**EXERCISE PROMPT:** Gather each line in the entries that includes the string "JSON".

**DATA SHOWN:**
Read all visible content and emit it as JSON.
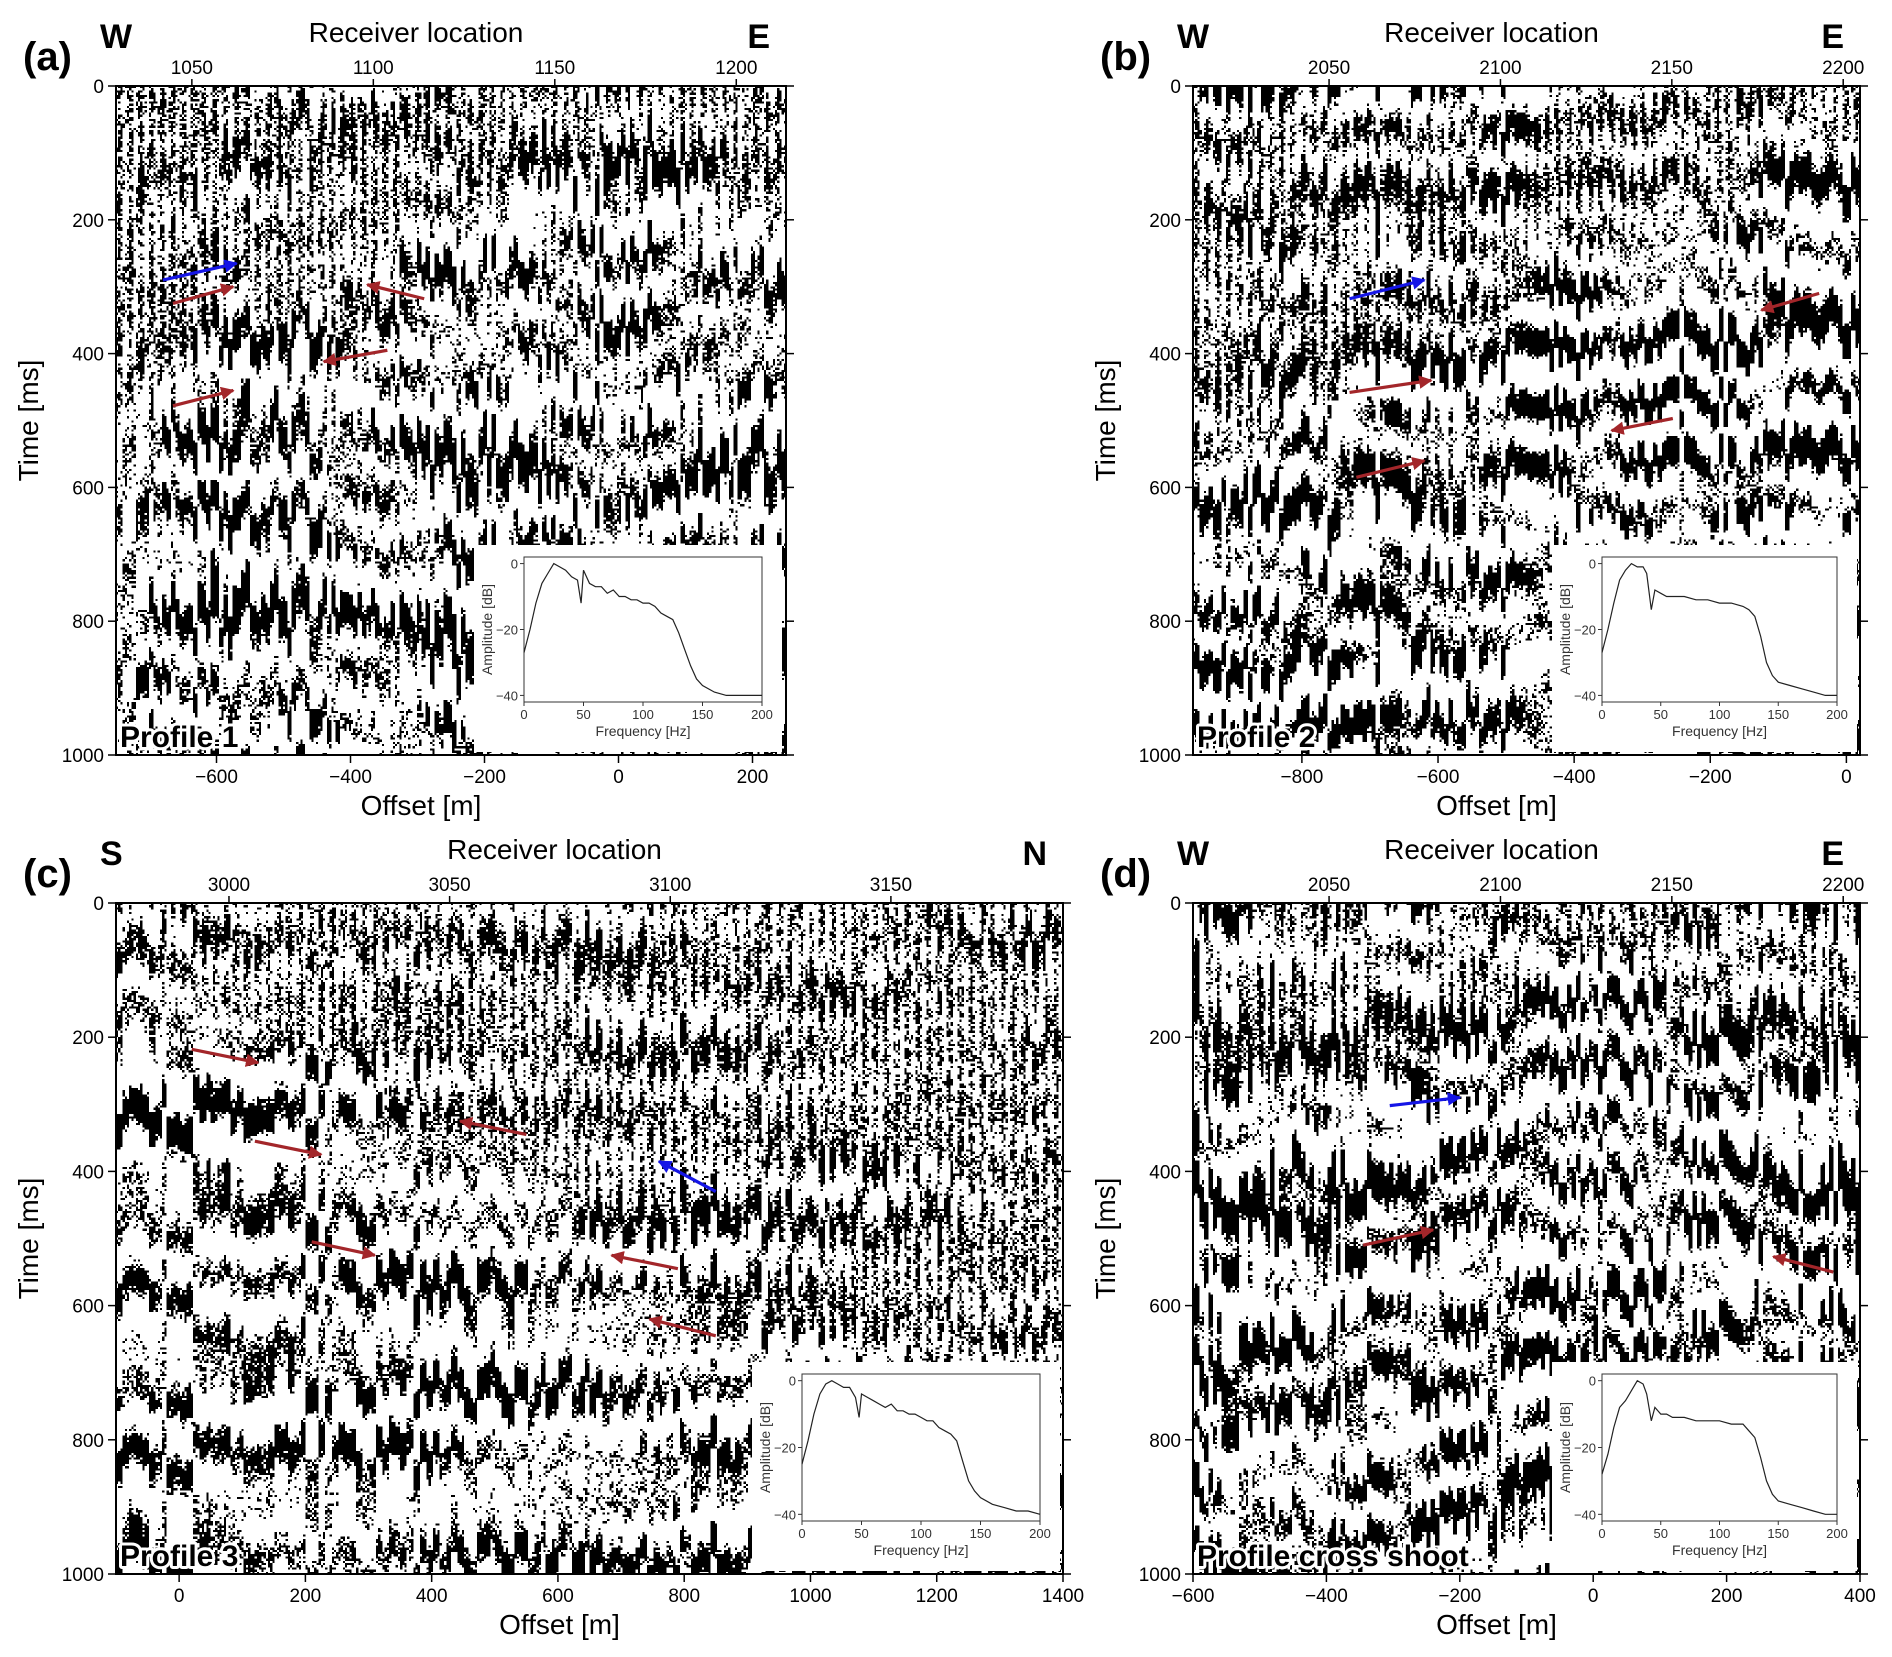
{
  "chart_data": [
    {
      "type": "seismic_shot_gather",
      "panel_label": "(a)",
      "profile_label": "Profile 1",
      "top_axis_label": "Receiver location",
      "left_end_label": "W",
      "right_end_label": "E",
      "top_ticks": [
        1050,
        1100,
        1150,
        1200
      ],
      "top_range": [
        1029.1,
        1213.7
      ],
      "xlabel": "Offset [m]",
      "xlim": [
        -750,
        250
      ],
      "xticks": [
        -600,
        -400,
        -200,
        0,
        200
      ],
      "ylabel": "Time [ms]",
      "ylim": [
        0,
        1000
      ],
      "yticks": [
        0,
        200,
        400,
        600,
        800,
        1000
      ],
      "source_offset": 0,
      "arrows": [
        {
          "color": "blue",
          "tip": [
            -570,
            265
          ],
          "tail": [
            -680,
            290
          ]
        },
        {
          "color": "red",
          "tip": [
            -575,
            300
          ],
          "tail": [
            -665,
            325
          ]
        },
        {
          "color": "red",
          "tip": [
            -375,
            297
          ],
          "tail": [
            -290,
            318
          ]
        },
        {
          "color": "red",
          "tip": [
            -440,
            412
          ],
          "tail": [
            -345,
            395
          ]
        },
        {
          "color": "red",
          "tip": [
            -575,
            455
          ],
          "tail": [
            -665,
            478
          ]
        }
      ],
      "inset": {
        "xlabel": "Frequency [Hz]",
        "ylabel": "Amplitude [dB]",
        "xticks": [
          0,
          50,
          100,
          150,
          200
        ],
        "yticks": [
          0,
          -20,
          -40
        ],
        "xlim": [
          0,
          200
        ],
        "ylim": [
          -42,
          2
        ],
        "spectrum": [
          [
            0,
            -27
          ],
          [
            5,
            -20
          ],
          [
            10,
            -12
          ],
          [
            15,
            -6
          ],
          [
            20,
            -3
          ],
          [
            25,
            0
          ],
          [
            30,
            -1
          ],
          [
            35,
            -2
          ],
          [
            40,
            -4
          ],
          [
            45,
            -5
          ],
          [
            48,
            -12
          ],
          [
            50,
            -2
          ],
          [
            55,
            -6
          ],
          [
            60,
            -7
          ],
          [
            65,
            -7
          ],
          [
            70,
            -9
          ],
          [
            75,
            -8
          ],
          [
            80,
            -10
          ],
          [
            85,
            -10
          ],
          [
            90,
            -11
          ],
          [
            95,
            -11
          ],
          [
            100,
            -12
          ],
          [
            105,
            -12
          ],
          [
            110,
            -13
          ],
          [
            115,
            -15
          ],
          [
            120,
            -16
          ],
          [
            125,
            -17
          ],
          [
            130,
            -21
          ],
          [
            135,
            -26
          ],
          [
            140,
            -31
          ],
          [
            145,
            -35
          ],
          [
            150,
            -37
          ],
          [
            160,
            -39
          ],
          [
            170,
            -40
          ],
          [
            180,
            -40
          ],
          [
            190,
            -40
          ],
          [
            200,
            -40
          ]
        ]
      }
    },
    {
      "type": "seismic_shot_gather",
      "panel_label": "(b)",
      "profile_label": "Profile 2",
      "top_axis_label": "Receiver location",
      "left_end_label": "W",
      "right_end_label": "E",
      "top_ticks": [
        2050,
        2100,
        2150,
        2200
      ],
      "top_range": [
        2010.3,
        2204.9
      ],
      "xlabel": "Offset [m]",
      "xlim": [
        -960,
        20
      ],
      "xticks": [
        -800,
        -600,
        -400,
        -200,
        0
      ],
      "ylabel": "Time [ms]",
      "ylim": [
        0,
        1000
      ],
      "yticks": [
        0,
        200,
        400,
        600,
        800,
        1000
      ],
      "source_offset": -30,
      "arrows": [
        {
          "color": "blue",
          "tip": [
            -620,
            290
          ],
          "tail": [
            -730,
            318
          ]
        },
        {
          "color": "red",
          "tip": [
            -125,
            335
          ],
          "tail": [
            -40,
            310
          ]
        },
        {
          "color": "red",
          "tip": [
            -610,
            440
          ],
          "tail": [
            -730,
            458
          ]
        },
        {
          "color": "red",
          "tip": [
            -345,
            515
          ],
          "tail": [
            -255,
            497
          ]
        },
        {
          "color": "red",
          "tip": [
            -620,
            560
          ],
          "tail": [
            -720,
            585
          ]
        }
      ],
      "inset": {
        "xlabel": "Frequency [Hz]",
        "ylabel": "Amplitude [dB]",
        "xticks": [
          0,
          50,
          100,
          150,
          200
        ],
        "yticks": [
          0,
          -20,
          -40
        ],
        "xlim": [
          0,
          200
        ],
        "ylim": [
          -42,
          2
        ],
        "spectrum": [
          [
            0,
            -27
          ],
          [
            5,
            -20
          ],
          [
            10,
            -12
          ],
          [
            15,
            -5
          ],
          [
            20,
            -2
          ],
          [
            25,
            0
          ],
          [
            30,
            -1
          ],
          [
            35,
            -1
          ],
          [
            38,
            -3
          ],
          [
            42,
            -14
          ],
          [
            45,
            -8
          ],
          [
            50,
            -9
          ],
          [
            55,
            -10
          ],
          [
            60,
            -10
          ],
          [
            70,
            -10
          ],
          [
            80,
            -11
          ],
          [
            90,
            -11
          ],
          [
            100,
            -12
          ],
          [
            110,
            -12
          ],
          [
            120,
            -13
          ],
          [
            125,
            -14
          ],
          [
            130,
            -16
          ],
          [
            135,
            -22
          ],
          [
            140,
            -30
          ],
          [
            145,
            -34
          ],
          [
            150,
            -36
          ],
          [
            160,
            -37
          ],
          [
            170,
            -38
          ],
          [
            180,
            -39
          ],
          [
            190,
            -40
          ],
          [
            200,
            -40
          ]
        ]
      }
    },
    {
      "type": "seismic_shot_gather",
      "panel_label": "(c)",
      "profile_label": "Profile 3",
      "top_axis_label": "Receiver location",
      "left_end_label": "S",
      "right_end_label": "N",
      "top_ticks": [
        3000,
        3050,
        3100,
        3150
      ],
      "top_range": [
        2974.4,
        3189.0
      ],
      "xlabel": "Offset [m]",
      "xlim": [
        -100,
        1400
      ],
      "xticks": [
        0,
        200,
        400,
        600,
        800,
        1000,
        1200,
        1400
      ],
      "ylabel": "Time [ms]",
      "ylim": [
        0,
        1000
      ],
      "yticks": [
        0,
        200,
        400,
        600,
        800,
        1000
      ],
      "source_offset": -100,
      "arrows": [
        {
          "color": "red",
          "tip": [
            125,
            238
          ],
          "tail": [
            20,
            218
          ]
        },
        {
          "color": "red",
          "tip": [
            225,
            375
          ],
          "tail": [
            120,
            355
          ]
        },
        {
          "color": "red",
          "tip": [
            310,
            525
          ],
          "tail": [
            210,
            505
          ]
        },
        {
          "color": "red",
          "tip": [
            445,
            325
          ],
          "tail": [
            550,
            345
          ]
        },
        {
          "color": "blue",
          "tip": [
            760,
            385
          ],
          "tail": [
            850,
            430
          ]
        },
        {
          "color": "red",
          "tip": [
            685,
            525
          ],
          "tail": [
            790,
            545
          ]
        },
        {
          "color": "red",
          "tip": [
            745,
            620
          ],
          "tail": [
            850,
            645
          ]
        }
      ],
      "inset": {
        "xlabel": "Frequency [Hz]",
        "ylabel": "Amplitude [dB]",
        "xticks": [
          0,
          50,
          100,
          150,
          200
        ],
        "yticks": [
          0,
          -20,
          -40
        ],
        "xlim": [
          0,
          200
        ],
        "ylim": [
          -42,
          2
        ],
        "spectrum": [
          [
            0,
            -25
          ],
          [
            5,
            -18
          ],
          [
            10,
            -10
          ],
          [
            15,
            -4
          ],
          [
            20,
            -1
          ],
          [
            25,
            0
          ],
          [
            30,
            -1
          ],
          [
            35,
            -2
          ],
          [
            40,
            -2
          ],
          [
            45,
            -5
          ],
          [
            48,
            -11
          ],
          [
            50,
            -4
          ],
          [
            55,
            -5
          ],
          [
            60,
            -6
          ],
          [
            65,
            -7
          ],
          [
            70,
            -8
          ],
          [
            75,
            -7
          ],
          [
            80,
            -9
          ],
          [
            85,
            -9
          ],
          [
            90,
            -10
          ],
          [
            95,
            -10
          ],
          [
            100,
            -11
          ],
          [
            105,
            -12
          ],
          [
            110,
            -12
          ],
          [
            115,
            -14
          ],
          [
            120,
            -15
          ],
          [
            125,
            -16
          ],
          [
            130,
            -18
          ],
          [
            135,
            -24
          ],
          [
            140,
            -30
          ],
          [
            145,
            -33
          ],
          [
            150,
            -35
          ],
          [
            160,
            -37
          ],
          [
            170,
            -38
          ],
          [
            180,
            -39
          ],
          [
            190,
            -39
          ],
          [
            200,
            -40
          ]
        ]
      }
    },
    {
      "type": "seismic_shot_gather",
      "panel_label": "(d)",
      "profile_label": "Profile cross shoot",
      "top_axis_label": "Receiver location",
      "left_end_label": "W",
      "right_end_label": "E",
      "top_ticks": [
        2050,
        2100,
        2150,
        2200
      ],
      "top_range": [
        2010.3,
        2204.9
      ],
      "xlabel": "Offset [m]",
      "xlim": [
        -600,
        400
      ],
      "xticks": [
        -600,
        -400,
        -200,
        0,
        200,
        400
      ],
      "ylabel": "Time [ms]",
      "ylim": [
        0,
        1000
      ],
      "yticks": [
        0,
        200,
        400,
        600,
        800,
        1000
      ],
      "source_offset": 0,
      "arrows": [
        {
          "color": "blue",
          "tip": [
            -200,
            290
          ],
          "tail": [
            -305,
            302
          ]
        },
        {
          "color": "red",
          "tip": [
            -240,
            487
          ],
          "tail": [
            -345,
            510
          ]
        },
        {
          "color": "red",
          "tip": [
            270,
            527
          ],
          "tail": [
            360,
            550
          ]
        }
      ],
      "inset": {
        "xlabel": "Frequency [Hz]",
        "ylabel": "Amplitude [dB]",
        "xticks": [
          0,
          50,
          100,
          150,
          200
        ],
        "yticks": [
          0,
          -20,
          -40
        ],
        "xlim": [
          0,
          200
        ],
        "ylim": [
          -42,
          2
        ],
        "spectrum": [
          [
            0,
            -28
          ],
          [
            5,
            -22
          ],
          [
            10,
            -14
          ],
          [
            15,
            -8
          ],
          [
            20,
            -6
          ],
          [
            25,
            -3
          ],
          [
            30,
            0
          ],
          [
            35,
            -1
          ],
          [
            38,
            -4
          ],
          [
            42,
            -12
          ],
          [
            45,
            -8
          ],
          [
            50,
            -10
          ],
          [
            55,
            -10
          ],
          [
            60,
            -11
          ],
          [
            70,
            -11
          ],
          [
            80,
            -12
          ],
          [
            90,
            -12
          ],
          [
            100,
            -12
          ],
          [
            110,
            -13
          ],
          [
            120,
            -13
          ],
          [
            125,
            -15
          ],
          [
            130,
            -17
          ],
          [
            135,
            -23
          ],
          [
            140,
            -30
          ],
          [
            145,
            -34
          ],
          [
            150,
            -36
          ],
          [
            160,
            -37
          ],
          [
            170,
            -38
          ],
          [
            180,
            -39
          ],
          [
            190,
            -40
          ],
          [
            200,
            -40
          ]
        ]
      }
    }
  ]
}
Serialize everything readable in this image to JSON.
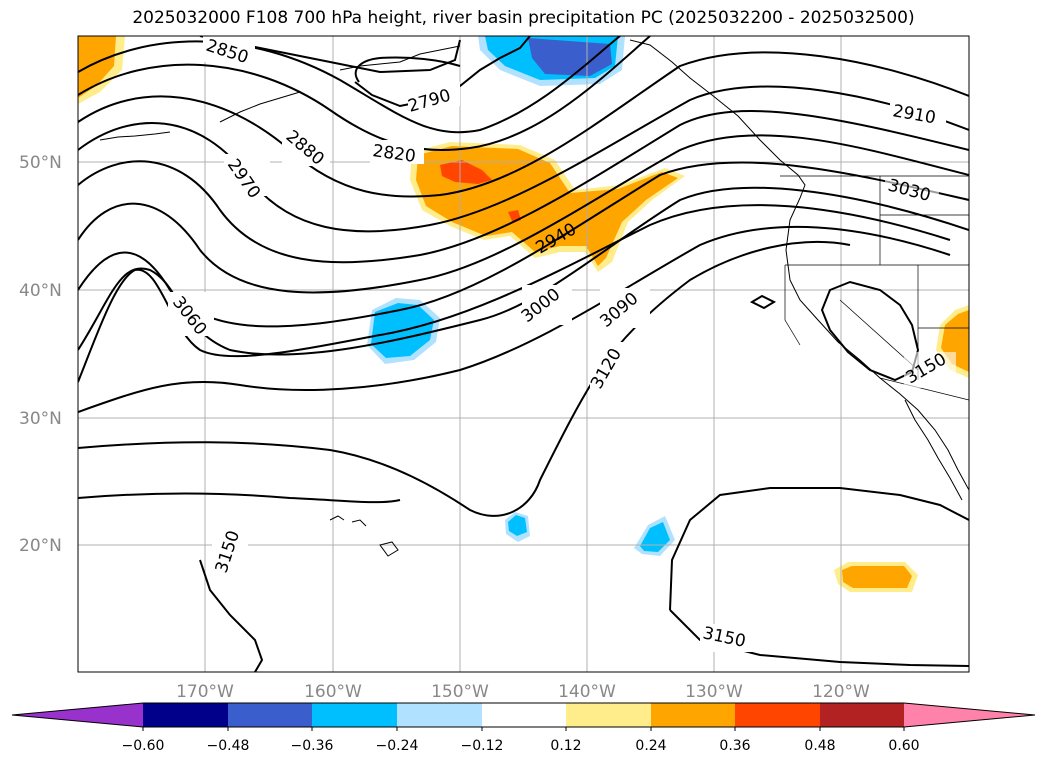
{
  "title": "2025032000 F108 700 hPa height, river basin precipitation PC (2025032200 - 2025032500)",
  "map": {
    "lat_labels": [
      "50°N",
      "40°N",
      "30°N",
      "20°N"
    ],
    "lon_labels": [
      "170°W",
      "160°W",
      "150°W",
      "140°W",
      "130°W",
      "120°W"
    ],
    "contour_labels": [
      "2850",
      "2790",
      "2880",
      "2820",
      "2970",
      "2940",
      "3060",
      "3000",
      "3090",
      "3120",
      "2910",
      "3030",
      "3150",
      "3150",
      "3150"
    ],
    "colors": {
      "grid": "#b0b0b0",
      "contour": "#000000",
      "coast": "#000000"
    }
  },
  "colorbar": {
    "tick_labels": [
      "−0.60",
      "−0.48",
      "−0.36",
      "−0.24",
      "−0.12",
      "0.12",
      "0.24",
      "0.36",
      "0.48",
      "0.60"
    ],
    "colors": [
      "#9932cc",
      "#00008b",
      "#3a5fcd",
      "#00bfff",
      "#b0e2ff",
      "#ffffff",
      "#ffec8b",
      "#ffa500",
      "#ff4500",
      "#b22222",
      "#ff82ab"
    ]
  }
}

**WRITTEN ANSWER:**
Read all visible content and emit it as JSON.
Serialize everything readable in this image to JSON.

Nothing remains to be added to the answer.